## [Task details]
Reproduce every item below verbatim, leaving out the pictures.

## [Provided entries]

_ _ _ _ _

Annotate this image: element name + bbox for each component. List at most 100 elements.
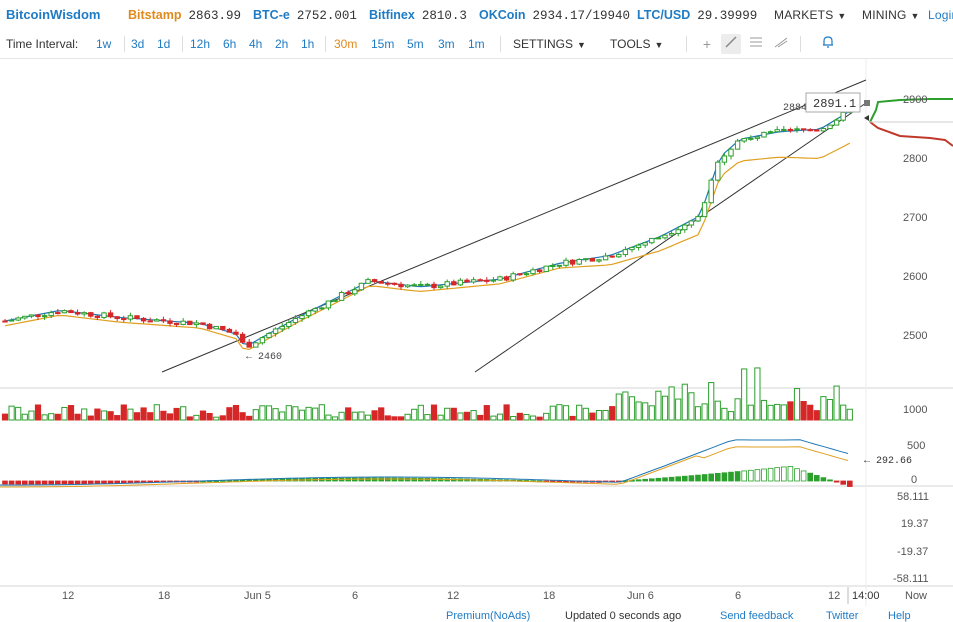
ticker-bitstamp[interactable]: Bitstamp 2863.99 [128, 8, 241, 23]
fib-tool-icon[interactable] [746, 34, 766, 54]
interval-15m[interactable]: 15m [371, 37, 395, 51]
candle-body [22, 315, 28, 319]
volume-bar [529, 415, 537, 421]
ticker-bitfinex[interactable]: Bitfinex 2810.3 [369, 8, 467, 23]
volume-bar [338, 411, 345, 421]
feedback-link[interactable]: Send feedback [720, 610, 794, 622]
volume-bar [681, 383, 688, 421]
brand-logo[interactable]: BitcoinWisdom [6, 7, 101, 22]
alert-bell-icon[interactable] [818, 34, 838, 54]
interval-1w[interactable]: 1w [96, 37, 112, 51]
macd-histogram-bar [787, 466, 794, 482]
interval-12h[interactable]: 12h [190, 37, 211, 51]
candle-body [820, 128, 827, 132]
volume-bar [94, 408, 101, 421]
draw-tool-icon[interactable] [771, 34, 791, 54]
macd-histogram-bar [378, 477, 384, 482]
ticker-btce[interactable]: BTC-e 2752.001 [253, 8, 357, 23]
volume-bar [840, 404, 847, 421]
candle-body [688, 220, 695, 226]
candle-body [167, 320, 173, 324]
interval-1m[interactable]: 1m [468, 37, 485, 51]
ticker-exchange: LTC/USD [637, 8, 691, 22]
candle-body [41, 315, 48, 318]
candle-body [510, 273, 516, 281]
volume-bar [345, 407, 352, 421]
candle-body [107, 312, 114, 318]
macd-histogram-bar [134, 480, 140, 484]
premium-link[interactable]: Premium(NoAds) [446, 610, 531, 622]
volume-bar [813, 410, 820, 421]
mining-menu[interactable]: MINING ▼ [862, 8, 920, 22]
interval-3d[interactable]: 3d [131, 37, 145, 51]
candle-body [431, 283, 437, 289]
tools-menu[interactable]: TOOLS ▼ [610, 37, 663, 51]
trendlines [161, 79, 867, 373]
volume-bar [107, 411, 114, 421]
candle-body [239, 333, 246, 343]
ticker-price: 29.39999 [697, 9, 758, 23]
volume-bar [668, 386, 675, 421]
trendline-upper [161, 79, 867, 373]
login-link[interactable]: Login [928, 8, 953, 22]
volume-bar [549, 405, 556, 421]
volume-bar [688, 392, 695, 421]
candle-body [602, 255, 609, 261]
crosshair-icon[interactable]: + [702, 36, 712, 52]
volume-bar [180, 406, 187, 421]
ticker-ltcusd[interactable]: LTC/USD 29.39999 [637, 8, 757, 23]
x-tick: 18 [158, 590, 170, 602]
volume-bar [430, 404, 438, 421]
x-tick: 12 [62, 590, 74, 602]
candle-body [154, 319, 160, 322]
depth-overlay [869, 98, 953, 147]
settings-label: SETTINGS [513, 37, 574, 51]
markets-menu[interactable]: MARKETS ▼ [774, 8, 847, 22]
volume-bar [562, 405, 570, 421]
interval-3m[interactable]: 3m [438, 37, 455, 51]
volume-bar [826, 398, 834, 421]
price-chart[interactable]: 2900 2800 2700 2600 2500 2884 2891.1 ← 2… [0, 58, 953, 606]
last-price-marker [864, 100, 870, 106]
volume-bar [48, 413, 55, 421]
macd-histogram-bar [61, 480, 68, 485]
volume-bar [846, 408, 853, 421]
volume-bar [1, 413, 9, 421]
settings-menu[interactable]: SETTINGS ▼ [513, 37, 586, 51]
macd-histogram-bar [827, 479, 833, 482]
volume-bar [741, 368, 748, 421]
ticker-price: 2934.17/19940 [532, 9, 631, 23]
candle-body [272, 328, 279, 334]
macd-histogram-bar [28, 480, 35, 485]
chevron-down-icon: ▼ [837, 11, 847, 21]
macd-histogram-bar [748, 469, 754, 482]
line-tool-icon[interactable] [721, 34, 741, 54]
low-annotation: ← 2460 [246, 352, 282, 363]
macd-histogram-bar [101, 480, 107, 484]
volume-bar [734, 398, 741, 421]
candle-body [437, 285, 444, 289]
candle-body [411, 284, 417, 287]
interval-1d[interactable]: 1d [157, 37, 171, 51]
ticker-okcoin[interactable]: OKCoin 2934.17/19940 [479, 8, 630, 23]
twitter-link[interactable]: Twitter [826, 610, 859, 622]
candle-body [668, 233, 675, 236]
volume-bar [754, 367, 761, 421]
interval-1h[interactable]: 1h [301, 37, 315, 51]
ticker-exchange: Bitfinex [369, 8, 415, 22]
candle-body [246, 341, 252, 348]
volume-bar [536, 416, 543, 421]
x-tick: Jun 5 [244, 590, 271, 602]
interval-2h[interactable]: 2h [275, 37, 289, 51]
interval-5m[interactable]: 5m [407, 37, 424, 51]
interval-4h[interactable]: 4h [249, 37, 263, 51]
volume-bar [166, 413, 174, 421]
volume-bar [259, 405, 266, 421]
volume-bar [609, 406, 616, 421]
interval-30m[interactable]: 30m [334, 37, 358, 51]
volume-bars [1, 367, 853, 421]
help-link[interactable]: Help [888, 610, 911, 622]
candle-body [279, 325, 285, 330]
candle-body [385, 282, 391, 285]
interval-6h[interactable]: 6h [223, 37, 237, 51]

_ _ _ _ _

## [Exercise result]
Annotate this image: element name + bbox for each component. List at most 100 elements.
ticker-bitstamp[interactable]: Bitstamp 2863.99 [128, 8, 241, 23]
fib-tool-icon[interactable] [746, 34, 766, 54]
interval-15m[interactable]: 15m [371, 37, 395, 51]
candle-body [22, 315, 28, 319]
volume-bar [529, 415, 537, 421]
ticker-bitfinex[interactable]: Bitfinex 2810.3 [369, 8, 467, 23]
volume-bar [338, 411, 345, 421]
feedback-link[interactable]: Send feedback [720, 610, 794, 622]
volume-bar [681, 383, 688, 421]
brand-logo[interactable]: BitcoinWisdom [6, 7, 101, 22]
alert-bell-icon[interactable] [818, 34, 838, 54]
interval-1w[interactable]: 1w [96, 37, 112, 51]
macd-histogram-bar [787, 466, 794, 482]
interval-12h[interactable]: 12h [190, 37, 211, 51]
candle-body [820, 128, 827, 132]
volume-bar [94, 408, 101, 421]
draw-tool-icon[interactable] [771, 34, 791, 54]
macd-histogram-bar [378, 477, 384, 482]
ticker-btce[interactable]: BTC-e 2752.001 [253, 8, 357, 23]
volume-bar [840, 404, 847, 421]
candle-body [688, 220, 695, 226]
candle-body [167, 320, 173, 324]
interval-1m[interactable]: 1m [468, 37, 485, 51]
ticker-exchange: LTC/USD [637, 8, 691, 22]
candle-body [41, 315, 48, 318]
candle-body [510, 273, 516, 281]
volume-bar [345, 407, 352, 421]
candle-body [107, 312, 114, 318]
macd-histogram-bar [134, 480, 140, 484]
premium-link[interactable]: Premium(NoAds) [446, 610, 531, 622]
volume-bar [813, 410, 820, 421]
mining-menu[interactable]: MINING ▼ [862, 8, 920, 22]
interval-3d[interactable]: 3d [131, 37, 145, 51]
candle-body [431, 283, 437, 289]
tools-menu[interactable]: TOOLS ▼ [610, 37, 663, 51]
trendlines [161, 79, 867, 373]
volume-bar [107, 411, 114, 421]
candle-body [239, 333, 246, 343]
ticker-price: 29.39999 [697, 9, 758, 23]
volume-bar [668, 386, 675, 421]
trendline-upper [161, 79, 867, 373]
login-link[interactable]: Login [928, 8, 953, 22]
volume-bar [549, 405, 556, 421]
volume-bar [688, 392, 695, 421]
candle-body [602, 255, 609, 261]
crosshair-icon[interactable]: + [702, 36, 712, 52]
volume-bar [180, 406, 187, 421]
ticker-ltcusd[interactable]: LTC/USD 29.39999 [637, 8, 757, 23]
x-tick: 18 [158, 590, 170, 602]
volume-bar [430, 404, 438, 421]
x-tick: 12 [62, 590, 74, 602]
candle-body [154, 319, 160, 322]
depth-overlay [869, 98, 953, 147]
settings-label: SETTINGS [513, 37, 574, 51]
markets-menu[interactable]: MARKETS ▼ [774, 8, 847, 22]
volume-bar [562, 405, 570, 421]
interval-3m[interactable]: 3m [438, 37, 455, 51]
volume-bar [826, 398, 834, 421]
price-chart[interactable]: 2900 2800 2700 2600 2500 2884 2891.1 ← 2… [0, 58, 953, 606]
last-price-marker [864, 100, 870, 106]
volume-bar [48, 413, 55, 421]
macd-histogram-bar [61, 480, 68, 485]
volume-bar [846, 408, 853, 421]
volume-bar [1, 413, 9, 421]
settings-menu[interactable]: SETTINGS ▼ [513, 37, 586, 51]
macd-histogram-bar [827, 479, 833, 482]
volume-bar [741, 368, 748, 421]
ticker-price: 2934.17/19940 [532, 9, 631, 23]
candle-body [272, 328, 279, 334]
macd-histogram-bar [28, 480, 35, 485]
chevron-down-icon: ▼ [837, 11, 847, 21]
macd-histogram-bar [748, 469, 754, 482]
line-tool-icon[interactable] [721, 34, 741, 54]
low-annotation: ← 2460 [246, 352, 282, 363]
macd-histogram-bar [101, 480, 107, 484]
volume-bar [734, 398, 741, 421]
candle-body [437, 285, 444, 289]
candle-body [411, 284, 417, 287]
interval-1d[interactable]: 1d [157, 37, 171, 51]
ticker-okcoin[interactable]: OKCoin 2934.17/19940 [479, 8, 630, 23]
twitter-link[interactable]: Twitter [826, 610, 859, 622]
candle-body [668, 233, 675, 236]
volume-bar [754, 367, 761, 421]
interval-1h[interactable]: 1h [301, 37, 315, 51]
ticker-exchange: Bitfinex [369, 8, 415, 22]
candle-body [246, 341, 252, 348]
volume-bar [536, 416, 543, 421]
x-tick: Jun 5 [244, 590, 271, 602]
interval-2h[interactable]: 2h [275, 37, 289, 51]
interval-5m[interactable]: 5m [407, 37, 424, 51]
interval-4h[interactable]: 4h [249, 37, 263, 51]
volume-bar [166, 413, 174, 421]
volume-bar [259, 405, 266, 421]
volume-bar [609, 406, 616, 421]
interval-30m[interactable]: 30m [334, 37, 358, 51]
volume-bars [1, 367, 853, 421]
help-link[interactable]: Help [888, 610, 911, 622]
candle-body [279, 325, 285, 330]
candle-body [385, 282, 391, 285]
interval-6h[interactable]: 6h [223, 37, 237, 51]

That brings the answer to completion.